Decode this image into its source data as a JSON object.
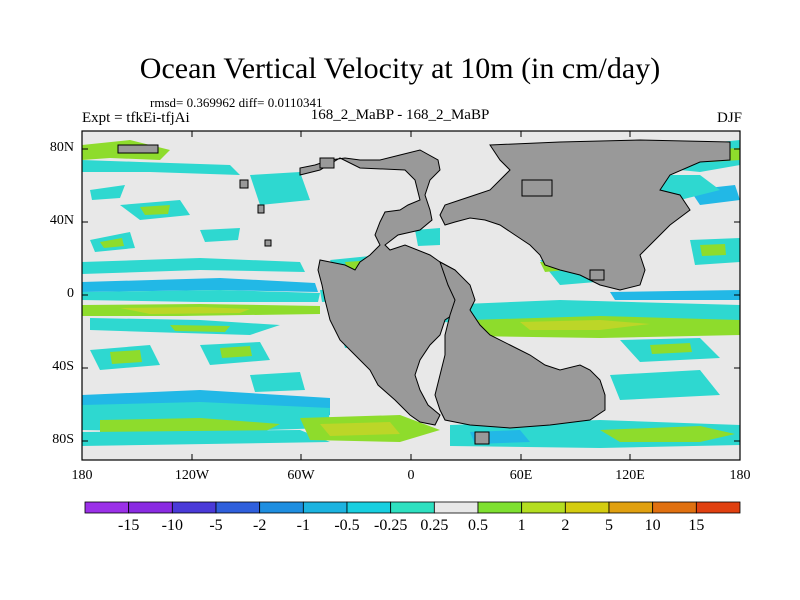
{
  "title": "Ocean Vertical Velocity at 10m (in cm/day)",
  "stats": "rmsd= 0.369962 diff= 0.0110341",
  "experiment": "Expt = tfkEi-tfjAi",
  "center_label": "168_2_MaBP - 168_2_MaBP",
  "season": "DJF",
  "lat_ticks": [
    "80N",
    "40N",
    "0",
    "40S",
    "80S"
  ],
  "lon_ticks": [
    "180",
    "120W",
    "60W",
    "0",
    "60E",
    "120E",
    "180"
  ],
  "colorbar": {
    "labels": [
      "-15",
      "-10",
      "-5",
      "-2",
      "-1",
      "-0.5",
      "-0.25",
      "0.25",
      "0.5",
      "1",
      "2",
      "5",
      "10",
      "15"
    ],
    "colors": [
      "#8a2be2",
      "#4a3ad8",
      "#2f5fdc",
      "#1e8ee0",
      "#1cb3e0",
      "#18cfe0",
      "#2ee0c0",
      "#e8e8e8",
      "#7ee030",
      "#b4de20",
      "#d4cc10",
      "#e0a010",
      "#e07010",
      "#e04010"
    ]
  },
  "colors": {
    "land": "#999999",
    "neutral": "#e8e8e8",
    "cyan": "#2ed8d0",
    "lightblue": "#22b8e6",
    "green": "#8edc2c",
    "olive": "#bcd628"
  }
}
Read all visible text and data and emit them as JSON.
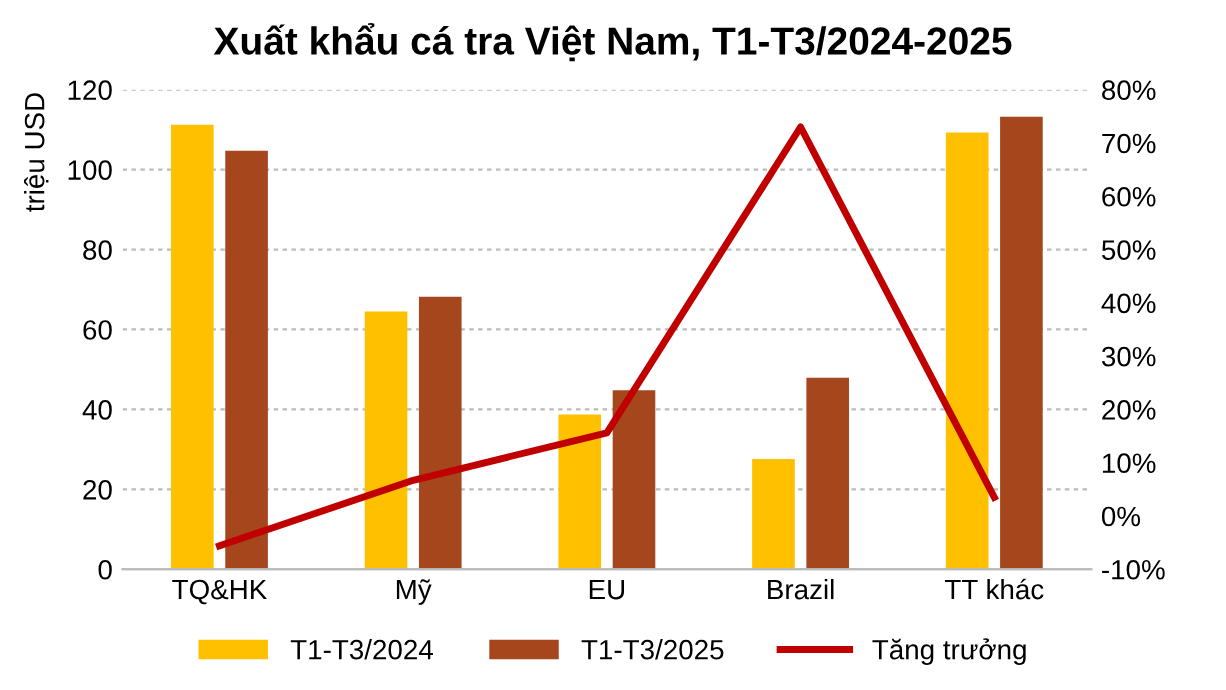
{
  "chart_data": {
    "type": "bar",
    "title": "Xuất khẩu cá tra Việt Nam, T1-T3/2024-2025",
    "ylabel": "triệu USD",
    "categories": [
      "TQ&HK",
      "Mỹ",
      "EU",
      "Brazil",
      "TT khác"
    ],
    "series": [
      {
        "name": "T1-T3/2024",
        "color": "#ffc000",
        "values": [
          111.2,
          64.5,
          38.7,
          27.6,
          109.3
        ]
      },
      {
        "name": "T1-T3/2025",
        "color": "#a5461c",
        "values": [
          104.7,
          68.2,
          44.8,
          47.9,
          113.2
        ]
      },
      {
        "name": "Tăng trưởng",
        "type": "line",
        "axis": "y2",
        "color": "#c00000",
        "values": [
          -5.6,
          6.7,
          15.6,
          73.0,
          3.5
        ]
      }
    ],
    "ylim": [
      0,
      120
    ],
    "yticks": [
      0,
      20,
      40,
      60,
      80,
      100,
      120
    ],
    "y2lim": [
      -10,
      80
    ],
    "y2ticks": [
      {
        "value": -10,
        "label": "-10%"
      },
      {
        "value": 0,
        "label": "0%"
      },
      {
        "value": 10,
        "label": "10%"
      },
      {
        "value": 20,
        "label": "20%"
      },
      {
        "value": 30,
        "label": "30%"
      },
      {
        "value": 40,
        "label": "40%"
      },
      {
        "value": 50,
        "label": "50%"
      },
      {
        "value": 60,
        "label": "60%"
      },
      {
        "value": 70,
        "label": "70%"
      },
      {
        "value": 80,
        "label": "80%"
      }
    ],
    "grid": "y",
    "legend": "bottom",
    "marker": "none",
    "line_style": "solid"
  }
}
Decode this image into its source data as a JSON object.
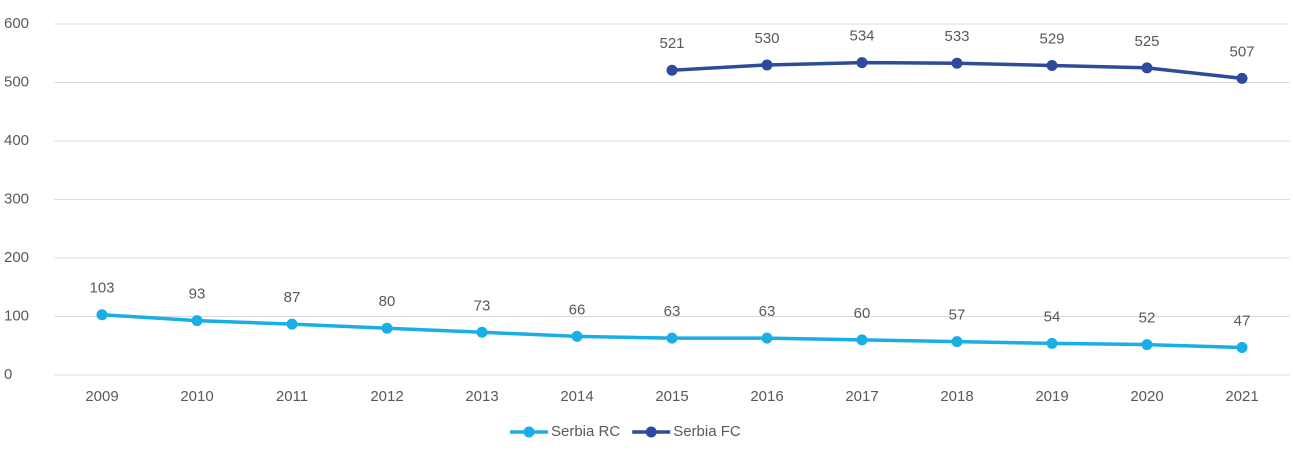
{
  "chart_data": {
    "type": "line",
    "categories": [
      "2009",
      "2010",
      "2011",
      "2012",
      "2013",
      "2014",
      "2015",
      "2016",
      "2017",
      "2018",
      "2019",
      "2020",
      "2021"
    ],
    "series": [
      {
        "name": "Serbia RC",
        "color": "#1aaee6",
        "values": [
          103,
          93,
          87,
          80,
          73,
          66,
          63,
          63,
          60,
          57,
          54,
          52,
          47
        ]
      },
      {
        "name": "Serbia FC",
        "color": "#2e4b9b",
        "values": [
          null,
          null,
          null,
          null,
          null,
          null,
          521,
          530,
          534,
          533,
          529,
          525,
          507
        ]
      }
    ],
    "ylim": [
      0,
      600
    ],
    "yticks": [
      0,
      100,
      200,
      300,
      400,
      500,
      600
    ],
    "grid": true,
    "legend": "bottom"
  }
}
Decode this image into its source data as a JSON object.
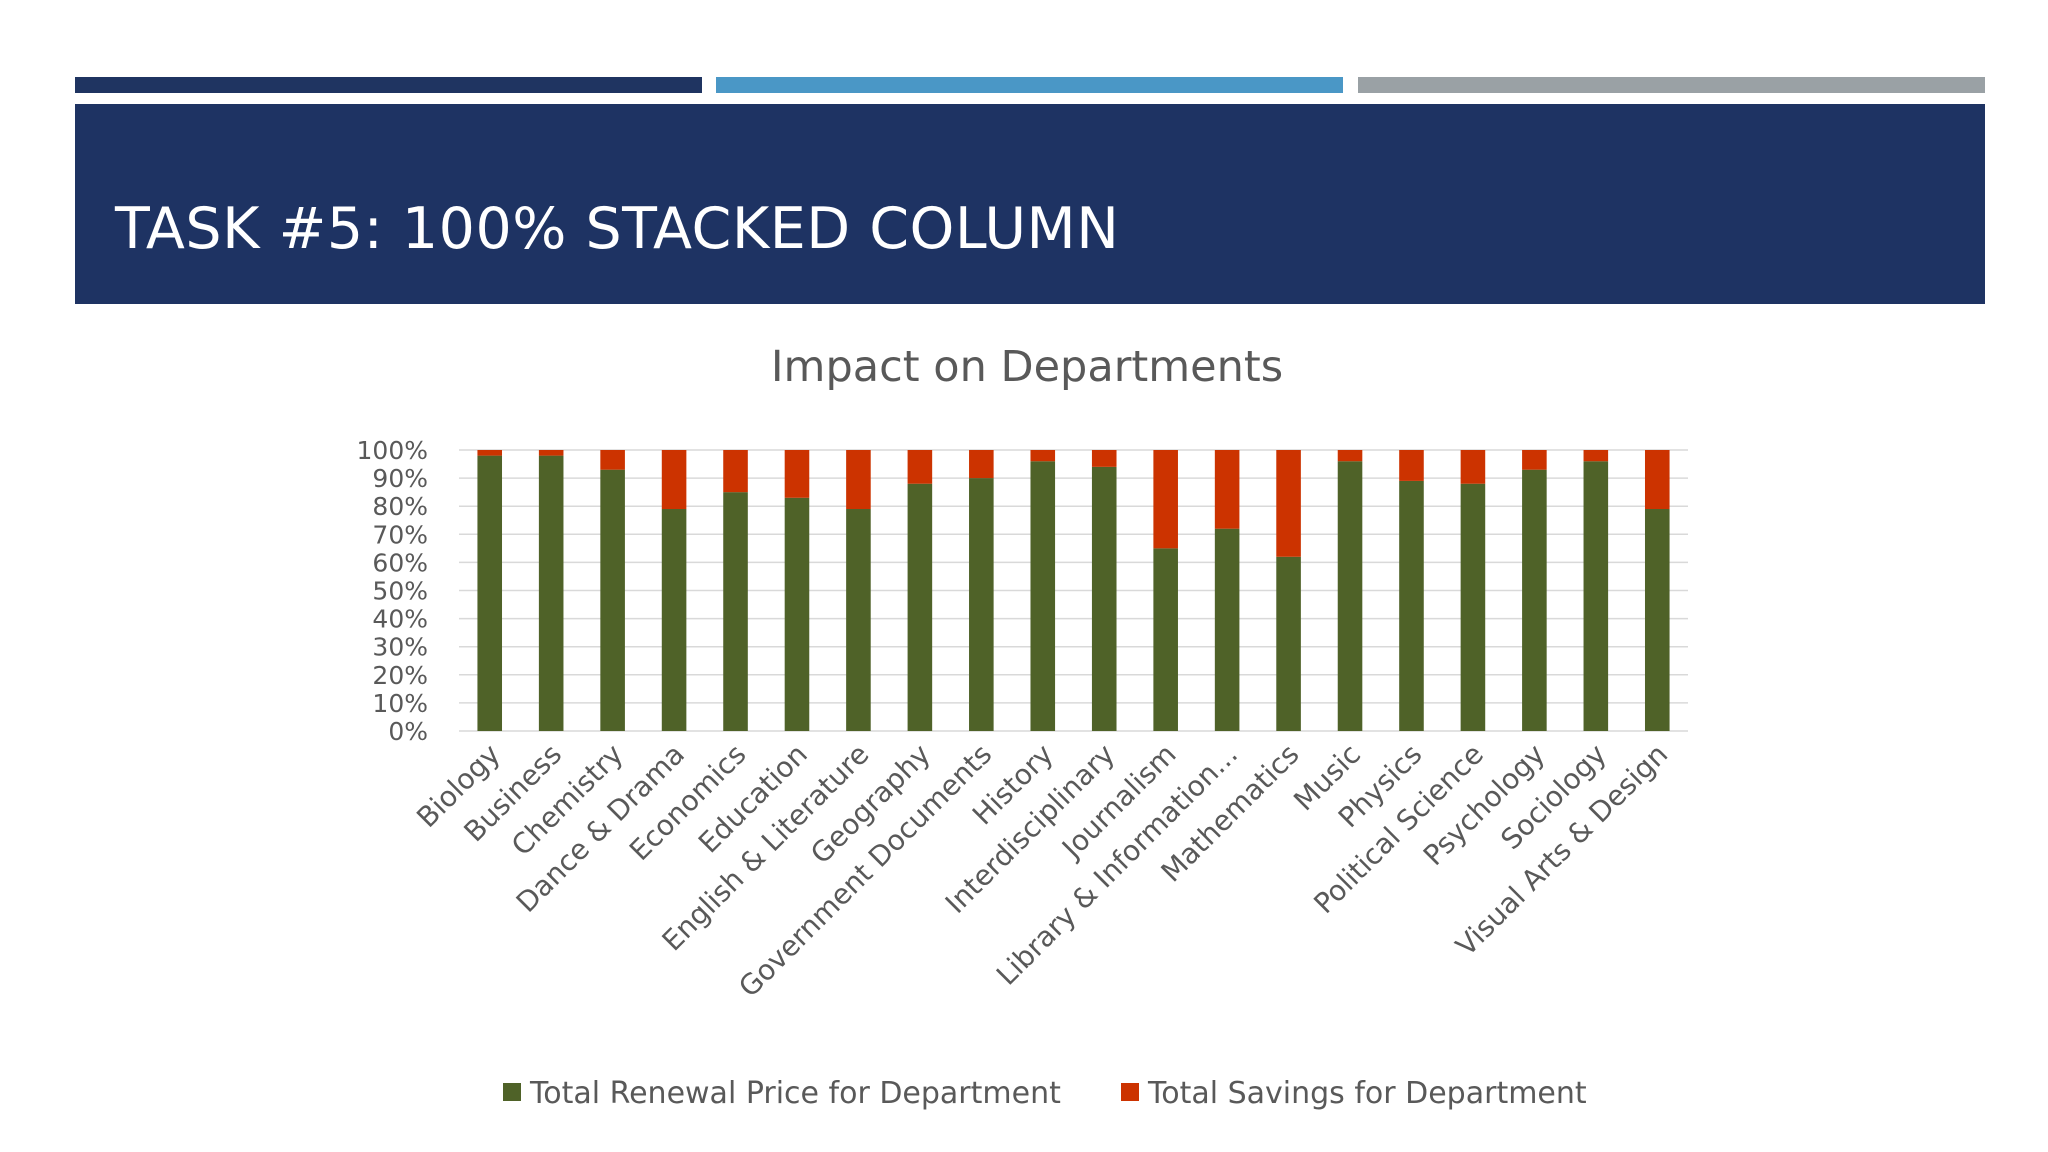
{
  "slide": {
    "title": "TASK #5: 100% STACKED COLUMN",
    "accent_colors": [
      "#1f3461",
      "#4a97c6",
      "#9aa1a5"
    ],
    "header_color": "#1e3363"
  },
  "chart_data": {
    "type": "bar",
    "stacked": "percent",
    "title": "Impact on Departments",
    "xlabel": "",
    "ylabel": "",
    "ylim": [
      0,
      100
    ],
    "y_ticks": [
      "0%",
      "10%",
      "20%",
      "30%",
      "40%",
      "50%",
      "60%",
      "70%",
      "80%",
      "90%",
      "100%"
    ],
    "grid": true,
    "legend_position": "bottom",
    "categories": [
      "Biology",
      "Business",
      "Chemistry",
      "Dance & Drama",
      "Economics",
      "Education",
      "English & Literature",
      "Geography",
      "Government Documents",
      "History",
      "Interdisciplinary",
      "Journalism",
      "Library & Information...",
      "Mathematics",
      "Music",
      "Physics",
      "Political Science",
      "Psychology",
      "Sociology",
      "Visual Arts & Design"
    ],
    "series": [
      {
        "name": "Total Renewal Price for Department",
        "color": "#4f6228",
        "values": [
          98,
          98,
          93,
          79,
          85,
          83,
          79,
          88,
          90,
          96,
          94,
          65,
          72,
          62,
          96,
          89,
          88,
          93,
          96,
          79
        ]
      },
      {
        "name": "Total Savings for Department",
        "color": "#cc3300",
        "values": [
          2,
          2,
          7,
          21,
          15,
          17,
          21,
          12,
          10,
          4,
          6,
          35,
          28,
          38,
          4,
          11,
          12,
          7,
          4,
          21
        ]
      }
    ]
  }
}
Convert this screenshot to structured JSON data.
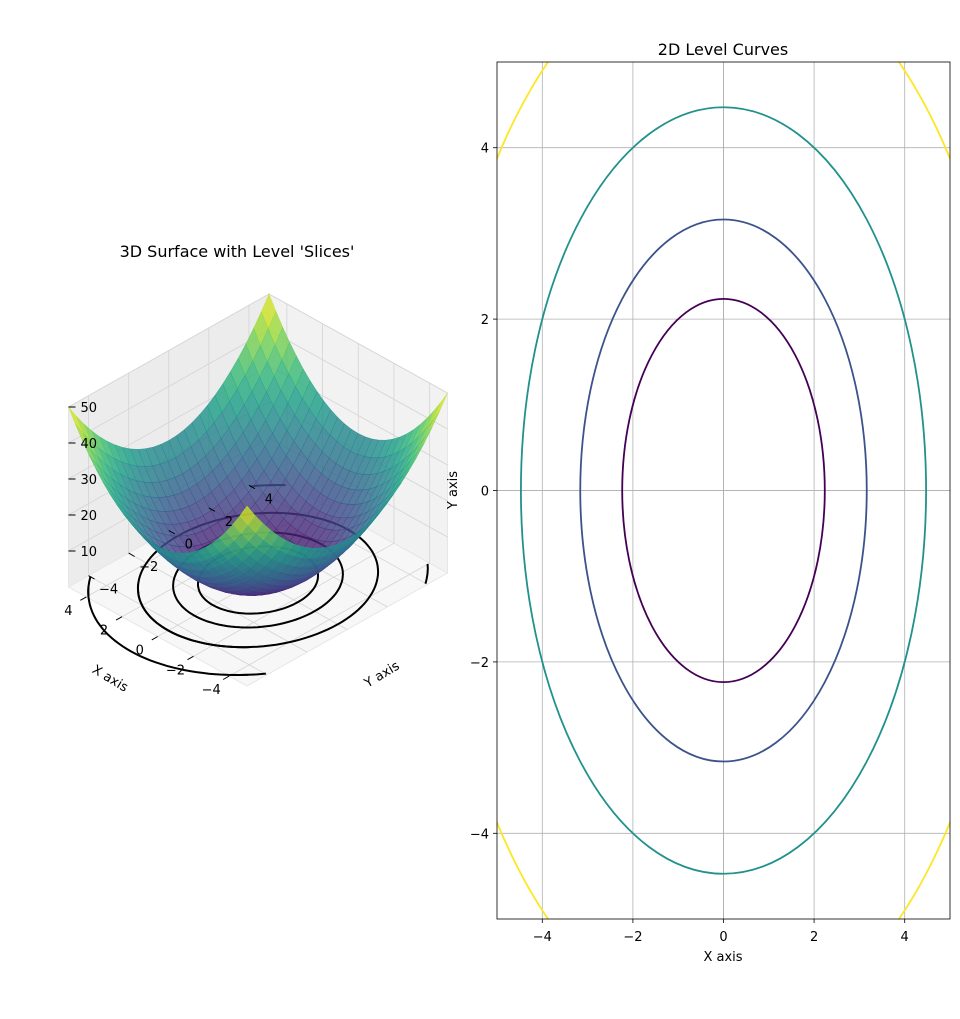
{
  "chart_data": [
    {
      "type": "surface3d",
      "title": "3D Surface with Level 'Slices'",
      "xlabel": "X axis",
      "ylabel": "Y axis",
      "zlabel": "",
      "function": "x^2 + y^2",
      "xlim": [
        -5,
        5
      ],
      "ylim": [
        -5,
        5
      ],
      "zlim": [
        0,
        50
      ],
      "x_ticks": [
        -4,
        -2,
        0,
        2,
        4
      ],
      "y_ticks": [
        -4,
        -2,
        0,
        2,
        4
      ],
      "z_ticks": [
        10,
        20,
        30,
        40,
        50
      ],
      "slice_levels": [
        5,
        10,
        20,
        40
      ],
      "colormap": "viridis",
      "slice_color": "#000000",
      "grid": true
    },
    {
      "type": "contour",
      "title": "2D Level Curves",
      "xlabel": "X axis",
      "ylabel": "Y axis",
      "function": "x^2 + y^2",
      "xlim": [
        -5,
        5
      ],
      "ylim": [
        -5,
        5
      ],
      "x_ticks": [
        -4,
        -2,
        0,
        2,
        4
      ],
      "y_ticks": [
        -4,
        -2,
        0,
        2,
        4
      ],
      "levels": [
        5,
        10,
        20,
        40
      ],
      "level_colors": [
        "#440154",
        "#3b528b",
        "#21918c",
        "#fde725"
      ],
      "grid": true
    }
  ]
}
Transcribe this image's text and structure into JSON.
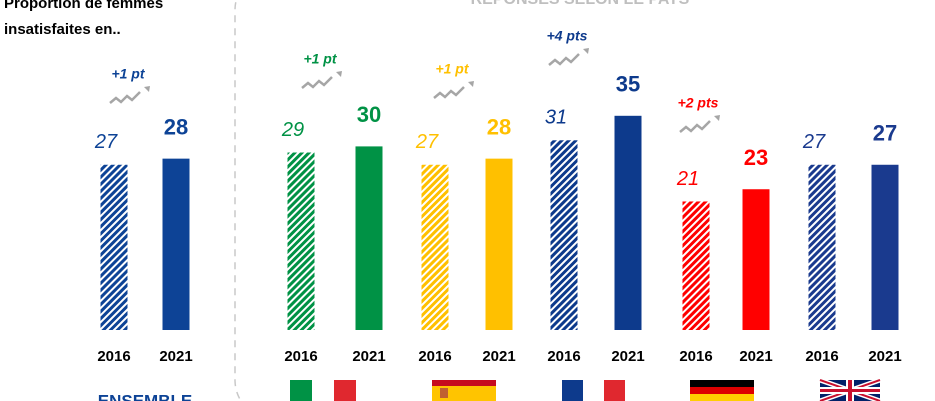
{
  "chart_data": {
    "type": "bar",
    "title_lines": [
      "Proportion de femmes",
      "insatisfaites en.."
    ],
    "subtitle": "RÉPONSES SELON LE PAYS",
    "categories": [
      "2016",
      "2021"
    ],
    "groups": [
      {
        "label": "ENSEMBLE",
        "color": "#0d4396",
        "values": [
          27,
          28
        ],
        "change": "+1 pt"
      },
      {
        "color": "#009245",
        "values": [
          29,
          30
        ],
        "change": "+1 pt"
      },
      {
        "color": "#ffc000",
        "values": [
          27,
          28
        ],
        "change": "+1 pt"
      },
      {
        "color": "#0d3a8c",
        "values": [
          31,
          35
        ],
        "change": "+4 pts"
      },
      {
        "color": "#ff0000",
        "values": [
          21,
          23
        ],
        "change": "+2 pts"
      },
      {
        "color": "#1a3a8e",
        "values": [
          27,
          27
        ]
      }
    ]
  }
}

*WHAT YOU WILL DO*:
Tally the lines of the records holding the word "name", then give only the resulting number.

*RESULT OF THIS EXERCISE*:
7